What is required: Print every entry exactly as written.
○ ○ ○ ○ ○ ○ ○
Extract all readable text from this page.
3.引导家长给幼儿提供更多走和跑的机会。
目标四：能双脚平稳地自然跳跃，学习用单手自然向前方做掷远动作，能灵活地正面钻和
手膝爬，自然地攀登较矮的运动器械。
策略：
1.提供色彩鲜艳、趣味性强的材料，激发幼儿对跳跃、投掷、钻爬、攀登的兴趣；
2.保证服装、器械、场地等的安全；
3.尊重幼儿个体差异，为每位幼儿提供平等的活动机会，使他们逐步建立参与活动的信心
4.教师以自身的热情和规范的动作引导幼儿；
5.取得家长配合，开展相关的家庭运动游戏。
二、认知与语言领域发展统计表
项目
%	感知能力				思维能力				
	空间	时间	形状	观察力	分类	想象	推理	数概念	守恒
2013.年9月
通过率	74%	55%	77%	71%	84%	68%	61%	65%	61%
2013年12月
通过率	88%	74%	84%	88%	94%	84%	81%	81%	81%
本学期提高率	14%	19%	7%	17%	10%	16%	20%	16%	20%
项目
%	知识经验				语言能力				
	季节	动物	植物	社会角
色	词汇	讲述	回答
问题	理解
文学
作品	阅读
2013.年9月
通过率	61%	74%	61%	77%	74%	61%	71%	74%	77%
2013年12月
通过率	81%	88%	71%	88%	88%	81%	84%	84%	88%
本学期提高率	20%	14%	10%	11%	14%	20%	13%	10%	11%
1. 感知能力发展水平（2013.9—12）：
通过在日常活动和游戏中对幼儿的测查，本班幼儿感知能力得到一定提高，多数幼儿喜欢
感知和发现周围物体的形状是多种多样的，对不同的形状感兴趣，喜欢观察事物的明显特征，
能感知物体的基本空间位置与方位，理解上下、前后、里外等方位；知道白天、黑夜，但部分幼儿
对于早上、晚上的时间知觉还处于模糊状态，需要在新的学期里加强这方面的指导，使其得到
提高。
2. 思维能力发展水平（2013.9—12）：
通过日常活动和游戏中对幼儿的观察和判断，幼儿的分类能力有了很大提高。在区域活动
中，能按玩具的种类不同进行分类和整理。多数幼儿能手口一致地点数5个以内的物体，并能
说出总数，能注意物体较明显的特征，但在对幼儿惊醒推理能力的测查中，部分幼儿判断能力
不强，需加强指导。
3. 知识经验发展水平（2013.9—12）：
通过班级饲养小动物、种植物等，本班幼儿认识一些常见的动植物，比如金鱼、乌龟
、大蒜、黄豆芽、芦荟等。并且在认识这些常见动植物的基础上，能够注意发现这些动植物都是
○ ○ ○ ○ ○ ○ ○
Solution for this problem:
Extract all readable text from this page.
3.引导家长给幼儿提供更多走和跑的机会。
目标四：能双脚平稳地自然跳跃，学习用单手自然向前方做掷远动作，能灵活地正面钻和
手膝爬，自然地攀登较矮的运动器械。
策略：
1.提供色彩鲜艳、趣味性强的材料，激发幼儿对跳跃、投掷、钻爬、攀登的兴趣；
2.保证服装、器械、场地等的安全；
3.尊重幼儿个体差异，为每位幼儿提供平等的活动机会，使他们逐步建立参与活动的信心
4.教师以自身的热情和规范的动作引导幼儿；
5.取得家长配合，开展相关的家庭运动游戏。
二、认知与语言领域发展统计表
项目
%	感知能力				思维能力				
	空间	时间	形状	观察力	分类	想象	推理	数概念	守恒
2013.年9月
通过率	74%	55%	77%	71%	84%	68%	61%	65%	61%
2013年12月
通过率	88%	74%	84%	88%	94%	84%	81%	81%	81%
本学期提高率	14%	19%	7%	17%	10%	16%	20%	16%	20%
项目
%	知识经验				语言能力				
	季节	动物	植物	社会角
色	词汇	讲述	回答
问题	理解
文学
作品	阅读
2013.年9月
通过率	61%	74%	61%	77%	74%	61%	71%	74%	77%
2013年12月
通过率	81%	88%	71%	88%	88%	81%	84%	84%	88%
本学期提高率	20%	14%	10%	11%	14%	20%	13%	10%	11%
1. 感知能力发展水平（2013.9—12）：
通过在日常活动和游戏中对幼儿的测查，本班幼儿感知能力得到一定提高，多数幼儿喜欢
感知和发现周围物体的形状是多种多样的，对不同的形状感兴趣，喜欢观察事物的明显特征，
能感知物体的基本空间位置与方位，理解上下、前后、里外等方位；知道白天、黑夜，但部分幼儿
对于早上、晚上的时间知觉还处于模糊状态，需要在新的学期里加强这方面的指导，使其得到
提高。
2. 思维能力发展水平（2013.9—12）：
通过日常活动和游戏中对幼儿的观察和判断，幼儿的分类能力有了很大提高。在区域活动
中，能按玩具的种类不同进行分类和整理。多数幼儿能手口一致地点数5个以内的物体，并能
说出总数，能注意物体较明显的特征，但在对幼儿惊醒推理能力的测查中，部分幼儿判断能力
不强，需加强指导。
3. 知识经验发展水平（2013.9—12）：
通过班级饲养小动物、种植物等，本班幼儿认识一些常见的动植物，比如金鱼、乌龟
、大蒜、黄豆芽、芦荟等。并且在认识这些常见动植物的基础上，能够注意发现这些动植物都是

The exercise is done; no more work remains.